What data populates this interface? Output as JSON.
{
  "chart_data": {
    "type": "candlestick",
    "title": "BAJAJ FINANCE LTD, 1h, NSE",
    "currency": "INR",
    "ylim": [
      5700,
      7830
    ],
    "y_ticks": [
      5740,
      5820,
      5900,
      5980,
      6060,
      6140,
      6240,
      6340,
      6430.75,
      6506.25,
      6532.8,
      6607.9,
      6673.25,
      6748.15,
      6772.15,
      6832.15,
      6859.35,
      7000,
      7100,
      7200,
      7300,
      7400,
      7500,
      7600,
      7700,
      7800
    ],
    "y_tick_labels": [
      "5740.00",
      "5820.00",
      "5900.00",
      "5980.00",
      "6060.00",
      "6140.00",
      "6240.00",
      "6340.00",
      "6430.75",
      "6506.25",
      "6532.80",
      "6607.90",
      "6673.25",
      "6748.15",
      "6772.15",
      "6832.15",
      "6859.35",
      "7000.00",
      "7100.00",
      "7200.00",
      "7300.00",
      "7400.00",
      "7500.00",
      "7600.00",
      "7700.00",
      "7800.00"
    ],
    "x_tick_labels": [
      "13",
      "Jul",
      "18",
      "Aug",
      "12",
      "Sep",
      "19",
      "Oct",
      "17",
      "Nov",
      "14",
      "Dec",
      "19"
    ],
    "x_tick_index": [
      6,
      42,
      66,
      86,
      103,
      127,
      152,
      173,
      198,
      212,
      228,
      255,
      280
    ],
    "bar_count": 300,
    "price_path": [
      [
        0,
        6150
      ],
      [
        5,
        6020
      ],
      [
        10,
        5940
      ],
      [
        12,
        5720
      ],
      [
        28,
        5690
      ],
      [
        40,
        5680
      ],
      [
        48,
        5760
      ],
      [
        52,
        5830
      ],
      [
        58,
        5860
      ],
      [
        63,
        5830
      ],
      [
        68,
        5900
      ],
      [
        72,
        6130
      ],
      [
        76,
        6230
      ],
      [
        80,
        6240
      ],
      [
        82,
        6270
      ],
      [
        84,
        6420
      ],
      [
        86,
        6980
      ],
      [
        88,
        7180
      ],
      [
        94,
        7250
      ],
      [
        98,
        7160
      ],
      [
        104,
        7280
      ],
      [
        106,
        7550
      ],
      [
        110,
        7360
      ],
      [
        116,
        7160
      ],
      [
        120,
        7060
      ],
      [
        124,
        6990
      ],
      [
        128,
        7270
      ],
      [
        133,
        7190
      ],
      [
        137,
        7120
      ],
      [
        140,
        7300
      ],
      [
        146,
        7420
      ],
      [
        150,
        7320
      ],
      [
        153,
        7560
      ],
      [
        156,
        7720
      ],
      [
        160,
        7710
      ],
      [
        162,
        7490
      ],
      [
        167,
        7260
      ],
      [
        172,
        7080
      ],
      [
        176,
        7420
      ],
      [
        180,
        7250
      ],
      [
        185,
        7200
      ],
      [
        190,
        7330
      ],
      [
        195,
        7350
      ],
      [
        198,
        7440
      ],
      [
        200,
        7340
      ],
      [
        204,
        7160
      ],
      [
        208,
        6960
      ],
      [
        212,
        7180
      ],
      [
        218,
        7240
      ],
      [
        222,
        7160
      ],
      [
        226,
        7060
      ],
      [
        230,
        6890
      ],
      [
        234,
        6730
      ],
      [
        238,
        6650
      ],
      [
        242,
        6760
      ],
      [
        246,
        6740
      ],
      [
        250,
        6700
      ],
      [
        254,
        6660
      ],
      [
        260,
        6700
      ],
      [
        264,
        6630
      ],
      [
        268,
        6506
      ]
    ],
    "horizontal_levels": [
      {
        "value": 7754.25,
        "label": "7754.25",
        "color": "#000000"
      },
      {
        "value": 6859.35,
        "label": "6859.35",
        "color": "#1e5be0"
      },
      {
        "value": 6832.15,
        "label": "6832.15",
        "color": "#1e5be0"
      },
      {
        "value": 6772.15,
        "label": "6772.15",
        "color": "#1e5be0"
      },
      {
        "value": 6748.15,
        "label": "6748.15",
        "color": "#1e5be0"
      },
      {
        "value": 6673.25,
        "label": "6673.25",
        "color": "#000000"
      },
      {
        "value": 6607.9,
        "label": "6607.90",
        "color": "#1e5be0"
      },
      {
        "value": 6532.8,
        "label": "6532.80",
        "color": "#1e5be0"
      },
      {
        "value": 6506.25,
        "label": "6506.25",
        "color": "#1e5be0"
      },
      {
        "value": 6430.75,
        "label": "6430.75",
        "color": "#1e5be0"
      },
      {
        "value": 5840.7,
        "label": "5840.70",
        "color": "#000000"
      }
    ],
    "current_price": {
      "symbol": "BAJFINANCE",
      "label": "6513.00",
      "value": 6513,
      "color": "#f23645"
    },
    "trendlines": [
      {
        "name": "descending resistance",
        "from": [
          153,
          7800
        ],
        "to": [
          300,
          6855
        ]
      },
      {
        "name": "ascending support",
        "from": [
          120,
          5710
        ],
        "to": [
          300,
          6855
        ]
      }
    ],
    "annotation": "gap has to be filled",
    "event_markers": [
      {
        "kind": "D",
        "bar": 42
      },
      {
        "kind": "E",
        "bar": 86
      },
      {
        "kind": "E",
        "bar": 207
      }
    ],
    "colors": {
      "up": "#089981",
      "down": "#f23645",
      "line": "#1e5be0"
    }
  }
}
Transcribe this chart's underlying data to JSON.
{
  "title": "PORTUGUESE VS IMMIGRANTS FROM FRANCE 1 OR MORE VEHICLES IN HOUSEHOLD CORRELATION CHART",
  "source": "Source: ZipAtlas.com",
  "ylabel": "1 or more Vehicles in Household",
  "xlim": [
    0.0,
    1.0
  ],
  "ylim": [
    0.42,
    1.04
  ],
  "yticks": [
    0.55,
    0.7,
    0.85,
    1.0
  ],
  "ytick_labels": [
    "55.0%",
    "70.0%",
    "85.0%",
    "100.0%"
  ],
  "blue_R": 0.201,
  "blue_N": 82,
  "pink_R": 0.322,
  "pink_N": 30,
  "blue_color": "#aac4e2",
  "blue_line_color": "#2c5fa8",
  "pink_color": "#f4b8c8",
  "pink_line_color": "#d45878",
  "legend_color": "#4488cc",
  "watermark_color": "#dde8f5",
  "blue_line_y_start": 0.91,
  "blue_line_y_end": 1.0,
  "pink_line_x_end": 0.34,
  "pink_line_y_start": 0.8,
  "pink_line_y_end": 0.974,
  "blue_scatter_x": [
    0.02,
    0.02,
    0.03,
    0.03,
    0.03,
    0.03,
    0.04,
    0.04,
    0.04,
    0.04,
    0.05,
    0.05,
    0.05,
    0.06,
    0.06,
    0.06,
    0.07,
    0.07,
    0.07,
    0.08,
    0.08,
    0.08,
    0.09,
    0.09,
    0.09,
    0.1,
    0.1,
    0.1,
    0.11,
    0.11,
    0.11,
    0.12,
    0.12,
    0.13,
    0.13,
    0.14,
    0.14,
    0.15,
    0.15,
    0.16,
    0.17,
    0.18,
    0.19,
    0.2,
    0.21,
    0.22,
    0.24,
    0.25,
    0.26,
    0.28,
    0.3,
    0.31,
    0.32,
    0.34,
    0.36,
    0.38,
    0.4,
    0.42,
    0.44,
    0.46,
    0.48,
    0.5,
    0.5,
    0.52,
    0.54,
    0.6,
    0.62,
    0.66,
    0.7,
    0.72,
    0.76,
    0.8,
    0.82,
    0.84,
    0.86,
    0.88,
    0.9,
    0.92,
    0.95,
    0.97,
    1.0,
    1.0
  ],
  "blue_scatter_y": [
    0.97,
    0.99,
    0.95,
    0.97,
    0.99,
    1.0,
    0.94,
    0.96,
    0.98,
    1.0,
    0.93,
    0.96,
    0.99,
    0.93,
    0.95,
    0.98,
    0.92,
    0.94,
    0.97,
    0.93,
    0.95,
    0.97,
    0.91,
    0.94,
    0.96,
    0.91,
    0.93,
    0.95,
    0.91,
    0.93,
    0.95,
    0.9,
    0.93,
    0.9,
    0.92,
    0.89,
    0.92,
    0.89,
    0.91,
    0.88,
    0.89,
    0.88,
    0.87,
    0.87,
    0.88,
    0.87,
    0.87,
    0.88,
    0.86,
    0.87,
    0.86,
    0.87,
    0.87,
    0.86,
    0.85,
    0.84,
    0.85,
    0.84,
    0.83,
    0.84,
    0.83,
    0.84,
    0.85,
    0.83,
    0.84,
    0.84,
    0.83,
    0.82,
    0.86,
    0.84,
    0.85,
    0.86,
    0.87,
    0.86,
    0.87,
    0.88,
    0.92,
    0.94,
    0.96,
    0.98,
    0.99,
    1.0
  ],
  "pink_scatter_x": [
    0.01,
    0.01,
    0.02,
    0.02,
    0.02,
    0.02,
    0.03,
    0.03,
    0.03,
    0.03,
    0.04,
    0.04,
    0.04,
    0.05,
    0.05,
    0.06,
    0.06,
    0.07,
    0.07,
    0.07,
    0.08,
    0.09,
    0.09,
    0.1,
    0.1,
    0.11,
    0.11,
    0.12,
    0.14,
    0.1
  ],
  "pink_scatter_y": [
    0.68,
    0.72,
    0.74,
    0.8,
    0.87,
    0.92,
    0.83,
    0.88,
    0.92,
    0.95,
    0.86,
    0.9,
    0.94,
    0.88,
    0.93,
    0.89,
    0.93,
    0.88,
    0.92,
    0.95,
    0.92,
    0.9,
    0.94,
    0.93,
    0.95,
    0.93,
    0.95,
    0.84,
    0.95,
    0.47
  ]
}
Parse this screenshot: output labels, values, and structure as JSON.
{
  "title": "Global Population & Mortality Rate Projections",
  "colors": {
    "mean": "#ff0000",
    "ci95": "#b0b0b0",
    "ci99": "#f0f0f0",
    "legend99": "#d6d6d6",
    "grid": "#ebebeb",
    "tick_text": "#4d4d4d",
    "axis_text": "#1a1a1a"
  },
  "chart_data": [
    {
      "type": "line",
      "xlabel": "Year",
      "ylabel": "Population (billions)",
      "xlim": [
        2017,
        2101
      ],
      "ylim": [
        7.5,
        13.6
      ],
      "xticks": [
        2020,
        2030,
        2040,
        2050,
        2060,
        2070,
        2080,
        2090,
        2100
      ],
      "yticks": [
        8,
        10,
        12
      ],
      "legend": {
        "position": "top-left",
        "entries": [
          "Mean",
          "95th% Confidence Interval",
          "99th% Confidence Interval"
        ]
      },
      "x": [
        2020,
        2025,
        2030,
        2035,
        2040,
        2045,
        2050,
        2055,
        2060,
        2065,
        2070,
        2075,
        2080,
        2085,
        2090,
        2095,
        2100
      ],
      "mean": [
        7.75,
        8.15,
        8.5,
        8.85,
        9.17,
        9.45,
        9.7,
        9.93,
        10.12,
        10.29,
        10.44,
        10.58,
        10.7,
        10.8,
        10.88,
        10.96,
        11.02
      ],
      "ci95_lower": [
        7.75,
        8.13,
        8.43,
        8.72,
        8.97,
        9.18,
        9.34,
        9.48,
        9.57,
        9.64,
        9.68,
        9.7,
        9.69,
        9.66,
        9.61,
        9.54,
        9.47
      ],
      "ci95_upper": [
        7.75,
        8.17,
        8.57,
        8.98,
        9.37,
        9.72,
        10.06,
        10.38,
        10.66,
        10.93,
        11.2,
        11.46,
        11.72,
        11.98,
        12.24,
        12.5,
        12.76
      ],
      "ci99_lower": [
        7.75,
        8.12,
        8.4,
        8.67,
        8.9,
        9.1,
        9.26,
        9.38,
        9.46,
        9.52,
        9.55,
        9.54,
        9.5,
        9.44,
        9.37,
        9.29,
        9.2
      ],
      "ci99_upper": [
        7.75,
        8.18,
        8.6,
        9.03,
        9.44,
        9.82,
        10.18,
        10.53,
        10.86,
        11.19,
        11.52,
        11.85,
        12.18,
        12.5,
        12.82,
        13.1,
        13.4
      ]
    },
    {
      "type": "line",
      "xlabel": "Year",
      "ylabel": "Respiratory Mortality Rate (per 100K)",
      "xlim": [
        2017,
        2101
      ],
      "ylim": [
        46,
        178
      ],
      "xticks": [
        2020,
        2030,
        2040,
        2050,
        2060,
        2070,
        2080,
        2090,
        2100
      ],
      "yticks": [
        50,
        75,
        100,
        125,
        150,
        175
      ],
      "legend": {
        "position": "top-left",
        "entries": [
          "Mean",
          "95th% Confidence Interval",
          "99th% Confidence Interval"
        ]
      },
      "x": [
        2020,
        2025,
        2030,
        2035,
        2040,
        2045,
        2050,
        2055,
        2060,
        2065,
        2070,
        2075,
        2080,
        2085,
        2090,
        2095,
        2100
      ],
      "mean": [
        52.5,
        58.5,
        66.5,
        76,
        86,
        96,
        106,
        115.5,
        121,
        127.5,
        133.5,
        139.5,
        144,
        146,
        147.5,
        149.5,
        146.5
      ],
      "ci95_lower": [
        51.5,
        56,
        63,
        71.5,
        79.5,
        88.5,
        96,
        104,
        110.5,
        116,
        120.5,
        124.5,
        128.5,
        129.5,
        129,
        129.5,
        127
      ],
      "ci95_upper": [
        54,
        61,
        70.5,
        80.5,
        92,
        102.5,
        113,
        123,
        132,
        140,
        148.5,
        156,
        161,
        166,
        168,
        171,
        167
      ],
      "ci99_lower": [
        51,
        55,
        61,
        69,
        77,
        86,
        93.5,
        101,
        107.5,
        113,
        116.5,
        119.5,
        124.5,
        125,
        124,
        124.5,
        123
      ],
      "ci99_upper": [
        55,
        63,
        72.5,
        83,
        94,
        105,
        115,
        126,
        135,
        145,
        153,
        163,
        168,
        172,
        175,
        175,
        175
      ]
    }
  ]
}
- - -
**Written problem**:
Answer only with how many lines in the records include "Mortality".

**Response for this exercise**:
2